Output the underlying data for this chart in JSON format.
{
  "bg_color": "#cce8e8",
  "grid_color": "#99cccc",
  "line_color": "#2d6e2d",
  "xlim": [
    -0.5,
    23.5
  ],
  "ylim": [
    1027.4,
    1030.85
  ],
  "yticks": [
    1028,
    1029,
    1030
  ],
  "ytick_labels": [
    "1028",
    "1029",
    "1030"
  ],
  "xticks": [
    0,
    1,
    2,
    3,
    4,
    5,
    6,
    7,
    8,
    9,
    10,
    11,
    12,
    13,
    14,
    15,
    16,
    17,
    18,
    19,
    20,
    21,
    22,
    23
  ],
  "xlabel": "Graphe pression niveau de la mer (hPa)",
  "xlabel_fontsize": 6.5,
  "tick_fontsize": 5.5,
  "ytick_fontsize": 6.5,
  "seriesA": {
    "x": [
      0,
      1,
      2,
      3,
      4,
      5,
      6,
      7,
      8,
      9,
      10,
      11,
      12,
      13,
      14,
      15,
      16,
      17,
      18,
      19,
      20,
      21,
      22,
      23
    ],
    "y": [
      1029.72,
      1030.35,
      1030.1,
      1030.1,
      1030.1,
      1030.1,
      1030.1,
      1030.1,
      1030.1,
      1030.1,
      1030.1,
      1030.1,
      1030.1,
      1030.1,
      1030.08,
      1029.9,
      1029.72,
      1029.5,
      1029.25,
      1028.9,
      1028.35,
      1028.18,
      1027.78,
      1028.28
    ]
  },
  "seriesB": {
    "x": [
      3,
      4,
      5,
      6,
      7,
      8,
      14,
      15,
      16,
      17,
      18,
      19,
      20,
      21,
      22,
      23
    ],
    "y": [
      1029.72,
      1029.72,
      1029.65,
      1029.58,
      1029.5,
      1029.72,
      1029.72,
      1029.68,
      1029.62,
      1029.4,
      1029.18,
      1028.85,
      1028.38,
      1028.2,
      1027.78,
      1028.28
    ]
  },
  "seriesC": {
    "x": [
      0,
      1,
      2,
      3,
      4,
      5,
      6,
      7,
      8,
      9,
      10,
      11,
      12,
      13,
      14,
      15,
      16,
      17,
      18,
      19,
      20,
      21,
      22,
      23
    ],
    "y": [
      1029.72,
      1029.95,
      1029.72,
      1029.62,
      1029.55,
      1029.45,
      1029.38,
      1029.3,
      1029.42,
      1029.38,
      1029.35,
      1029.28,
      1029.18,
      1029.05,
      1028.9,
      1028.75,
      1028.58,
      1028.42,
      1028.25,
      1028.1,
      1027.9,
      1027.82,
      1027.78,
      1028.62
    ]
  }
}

* Exercise prompt *
Print every line of the records exactly. Omit nothing.

* Written answer *
Output the underlying data for this chart in JSON format.
{
  "bg_color": "#cce8e8",
  "grid_color": "#99cccc",
  "line_color": "#2d6e2d",
  "xlim": [
    -0.5,
    23.5
  ],
  "ylim": [
    1027.4,
    1030.85
  ],
  "yticks": [
    1028,
    1029,
    1030
  ],
  "ytick_labels": [
    "1028",
    "1029",
    "1030"
  ],
  "xticks": [
    0,
    1,
    2,
    3,
    4,
    5,
    6,
    7,
    8,
    9,
    10,
    11,
    12,
    13,
    14,
    15,
    16,
    17,
    18,
    19,
    20,
    21,
    22,
    23
  ],
  "xlabel": "Graphe pression niveau de la mer (hPa)",
  "xlabel_fontsize": 6.5,
  "tick_fontsize": 5.5,
  "ytick_fontsize": 6.5,
  "seriesA": {
    "x": [
      0,
      1,
      2,
      3,
      4,
      5,
      6,
      7,
      8,
      9,
      10,
      11,
      12,
      13,
      14,
      15,
      16,
      17,
      18,
      19,
      20,
      21,
      22,
      23
    ],
    "y": [
      1029.72,
      1030.35,
      1030.1,
      1030.1,
      1030.1,
      1030.1,
      1030.1,
      1030.1,
      1030.1,
      1030.1,
      1030.1,
      1030.1,
      1030.1,
      1030.1,
      1030.08,
      1029.9,
      1029.72,
      1029.5,
      1029.25,
      1028.9,
      1028.35,
      1028.18,
      1027.78,
      1028.28
    ]
  },
  "seriesB": {
    "x": [
      3,
      4,
      5,
      6,
      7,
      8,
      14,
      15,
      16,
      17,
      18,
      19,
      20,
      21,
      22,
      23
    ],
    "y": [
      1029.72,
      1029.72,
      1029.65,
      1029.58,
      1029.5,
      1029.72,
      1029.72,
      1029.68,
      1029.62,
      1029.4,
      1029.18,
      1028.85,
      1028.38,
      1028.2,
      1027.78,
      1028.28
    ]
  },
  "seriesC": {
    "x": [
      0,
      1,
      2,
      3,
      4,
      5,
      6,
      7,
      8,
      9,
      10,
      11,
      12,
      13,
      14,
      15,
      16,
      17,
      18,
      19,
      20,
      21,
      22,
      23
    ],
    "y": [
      1029.72,
      1029.95,
      1029.72,
      1029.62,
      1029.55,
      1029.45,
      1029.38,
      1029.3,
      1029.42,
      1029.38,
      1029.35,
      1029.28,
      1029.18,
      1029.05,
      1028.9,
      1028.75,
      1028.58,
      1028.42,
      1028.25,
      1028.1,
      1027.9,
      1027.82,
      1027.78,
      1028.62
    ]
  }
}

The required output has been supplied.